To be done
Please repeat all of the listing exactly.

==================================================

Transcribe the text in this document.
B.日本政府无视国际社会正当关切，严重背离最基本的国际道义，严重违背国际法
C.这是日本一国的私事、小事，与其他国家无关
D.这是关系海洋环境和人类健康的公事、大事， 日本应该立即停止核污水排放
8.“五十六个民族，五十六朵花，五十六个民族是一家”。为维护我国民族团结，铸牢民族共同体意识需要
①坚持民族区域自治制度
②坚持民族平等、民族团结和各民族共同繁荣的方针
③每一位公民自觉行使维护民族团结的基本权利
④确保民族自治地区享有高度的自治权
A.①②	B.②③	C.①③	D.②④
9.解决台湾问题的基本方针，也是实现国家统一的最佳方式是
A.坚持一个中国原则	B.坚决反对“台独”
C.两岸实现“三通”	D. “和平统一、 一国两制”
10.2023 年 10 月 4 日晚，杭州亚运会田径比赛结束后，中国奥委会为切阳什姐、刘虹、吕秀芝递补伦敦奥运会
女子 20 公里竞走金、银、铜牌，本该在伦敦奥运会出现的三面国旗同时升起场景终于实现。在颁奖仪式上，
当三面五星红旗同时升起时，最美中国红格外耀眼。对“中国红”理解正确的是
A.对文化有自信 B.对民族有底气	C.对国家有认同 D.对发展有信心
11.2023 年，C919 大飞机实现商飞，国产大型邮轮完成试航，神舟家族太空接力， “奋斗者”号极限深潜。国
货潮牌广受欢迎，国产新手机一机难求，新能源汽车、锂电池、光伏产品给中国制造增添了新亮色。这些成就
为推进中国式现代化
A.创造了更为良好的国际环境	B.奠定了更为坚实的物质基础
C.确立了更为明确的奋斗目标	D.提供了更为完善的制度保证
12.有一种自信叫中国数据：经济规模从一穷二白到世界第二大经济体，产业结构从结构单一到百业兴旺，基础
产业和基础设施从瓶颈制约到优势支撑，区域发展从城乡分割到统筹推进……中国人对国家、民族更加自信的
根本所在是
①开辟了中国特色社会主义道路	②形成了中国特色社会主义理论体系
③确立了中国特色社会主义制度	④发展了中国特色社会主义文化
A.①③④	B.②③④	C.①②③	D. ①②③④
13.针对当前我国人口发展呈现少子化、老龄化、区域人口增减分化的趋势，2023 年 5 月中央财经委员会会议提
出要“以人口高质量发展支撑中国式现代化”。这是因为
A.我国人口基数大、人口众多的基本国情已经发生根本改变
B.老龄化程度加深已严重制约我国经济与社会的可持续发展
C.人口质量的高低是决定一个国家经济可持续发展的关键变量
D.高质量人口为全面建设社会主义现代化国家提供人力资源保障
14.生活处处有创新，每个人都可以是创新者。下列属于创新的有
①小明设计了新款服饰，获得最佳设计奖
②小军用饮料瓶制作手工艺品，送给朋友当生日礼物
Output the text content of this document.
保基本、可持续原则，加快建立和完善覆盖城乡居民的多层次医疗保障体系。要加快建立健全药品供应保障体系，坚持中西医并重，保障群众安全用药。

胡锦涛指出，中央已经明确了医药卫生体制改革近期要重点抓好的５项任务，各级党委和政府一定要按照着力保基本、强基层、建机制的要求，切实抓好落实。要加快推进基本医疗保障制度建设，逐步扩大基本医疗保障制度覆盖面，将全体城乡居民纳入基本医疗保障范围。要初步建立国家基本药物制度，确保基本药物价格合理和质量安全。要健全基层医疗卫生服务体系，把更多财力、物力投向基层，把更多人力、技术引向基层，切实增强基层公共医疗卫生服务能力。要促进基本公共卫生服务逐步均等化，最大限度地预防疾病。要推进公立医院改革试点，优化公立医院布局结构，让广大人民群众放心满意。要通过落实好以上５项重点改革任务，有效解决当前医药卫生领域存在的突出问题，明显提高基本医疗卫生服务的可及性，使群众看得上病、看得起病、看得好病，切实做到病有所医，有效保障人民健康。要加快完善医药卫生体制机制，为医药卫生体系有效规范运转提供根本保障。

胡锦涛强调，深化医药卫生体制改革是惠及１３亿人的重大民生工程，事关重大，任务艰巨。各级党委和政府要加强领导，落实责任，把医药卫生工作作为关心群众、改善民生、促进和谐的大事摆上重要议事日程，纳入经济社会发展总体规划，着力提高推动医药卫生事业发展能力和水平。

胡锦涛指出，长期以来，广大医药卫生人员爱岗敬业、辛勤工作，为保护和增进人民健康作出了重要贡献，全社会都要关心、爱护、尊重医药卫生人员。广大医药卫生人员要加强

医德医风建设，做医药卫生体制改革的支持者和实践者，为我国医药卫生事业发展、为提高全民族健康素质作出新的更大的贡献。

==================================================

Task solution
Transcribe the text in this document.
B.日本政府无视国际社会正当关切，严重背离最基本的国际道义，严重违背国际法
C.这是日本一国的私事、小事，与其他国家无关
D.这是关系海洋环境和人类健康的公事、大事， 日本应该立即停止核污水排放
8.“五十六个民族，五十六朵花，五十六个民族是一家”。为维护我国民族团结，铸牢民族共同体意识需要
①坚持民族区域自治制度
②坚持民族平等、民族团结和各民族共同繁荣的方针
③每一位公民自觉行使维护民族团结的基本权利
④确保民族自治地区享有高度的自治权
A.①②	B.②③	C.①③	D.②④
9.解决台湾问题的基本方针，也是实现国家统一的最佳方式是
A.坚持一个中国原则	B.坚决反对“台独”
C.两岸实现“三通”	D. “和平统一、 一国两制”
10.2023 年 10 月 4 日晚，杭州亚运会田径比赛结束后，中国奥委会为切阳什姐、刘虹、吕秀芝递补伦敦奥运会
女子 20 公里竞走金、银、铜牌，本该在伦敦奥运会出现的三面国旗同时升起场景终于实现。在颁奖仪式上，
当三面五星红旗同时升起时，最美中国红格外耀眼。对“中国红”理解正确的是
A.对文化有自信 B.对民族有底气	C.对国家有认同 D.对发展有信心
11.2023 年，C919 大飞机实现商飞，国产大型邮轮完成试航，神舟家族太空接力， “奋斗者”号极限深潜。国
货潮牌广受欢迎，国产新手机一机难求，新能源汽车、锂电池、光伏产品给中国制造增添了新亮色。这些成就
为推进中国式现代化
A.创造了更为良好的国际环境	B.奠定了更为坚实的物质基础
C.确立了更为明确的奋斗目标	D.提供了更为完善的制度保证
12.有一种自信叫中国数据：经济规模从一穷二白到世界第二大经济体，产业结构从结构单一到百业兴旺，基础
产业和基础设施从瓶颈制约到优势支撑，区域发展从城乡分割到统筹推进……中国人对国家、民族更加自信的
根本所在是
①开辟了中国特色社会主义道路	②形成了中国特色社会主义理论体系
③确立了中国特色社会主义制度	④发展了中国特色社会主义文化
A.①③④	B.②③④	C.①②③	D. ①②③④
13.针对当前我国人口发展呈现少子化、老龄化、区域人口增减分化的趋势，2023 年 5 月中央财经委员会会议提
出要“以人口高质量发展支撑中国式现代化”。这是因为
A.我国人口基数大、人口众多的基本国情已经发生根本改变
B.老龄化程度加深已严重制约我国经济与社会的可持续发展
C.人口质量的高低是决定一个国家经济可持续发展的关键变量
D.高质量人口为全面建设社会主义现代化国家提供人力资源保障
14.生活处处有创新，每个人都可以是创新者。下列属于创新的有
①小明设计了新款服饰，获得最佳设计奖
②小军用饮料瓶制作手工艺品，送给朋友当生日礼物
Output the text content of this document.
保基本、可持续原则，加快建立和完善覆盖城乡居民的多层次医疗保障体系。要加快建立健全药品供应保障体系，坚持中西医并重，保障群众安全用药。

胡锦涛指出，中央已经明确了医药卫生体制改革近期要重点抓好的５项任务，各级党委和政府一定要按照着力保基本、强基层、建机制的要求，切实抓好落实。要加快推进基本医疗保障制度建设，逐步扩大基本医疗保障制度覆盖面，将全体城乡居民纳入基本医疗保障范围。要初步建立国家基本药物制度，确保基本药物价格合理和质量安全。要健全基层医疗卫生服务体系，把更多财力、物力投向基层，把更多人力、技术引向基层，切实增强基层公共医疗卫生服务能力。要促进基本公共卫生服务逐步均等化，最大限度地预防疾病。要推进公立医院改革试点，优化公立医院布局结构，让广大人民群众放心满意。要通过落实好以上５项重点改革任务，有效解决当前医药卫生领域存在的突出问题，明显提高基本医疗卫生服务的可及性，使群众看得上病、看得起病、看得好病，切实做到病有所医，有效保障人民健康。要加快完善医药卫生体制机制，为医药卫生体系有效规范运转提供根本保障。

胡锦涛强调，深化医药卫生体制改革是惠及１３亿人的重大民生工程，事关重大，任务艰巨。各级党委和政府要加强领导，落实责任，把医药卫生工作作为关心群众、改善民生、促进和谐的大事摆上重要议事日程，纳入经济社会发展总体规划，着力提高推动医药卫生事业发展能力和水平。

胡锦涛指出，长期以来，广大医药卫生人员爱岗敬业、辛勤工作，为保护和增进人民健康作出了重要贡献，全社会都要关心、爱护、尊重医药卫生人员。广大医药卫生人员要加强

医德医风建设，做医药卫生体制改革的支持者和实践者，为我国医药卫生事业发展、为提高全民族健康素质作出新的更大的贡献。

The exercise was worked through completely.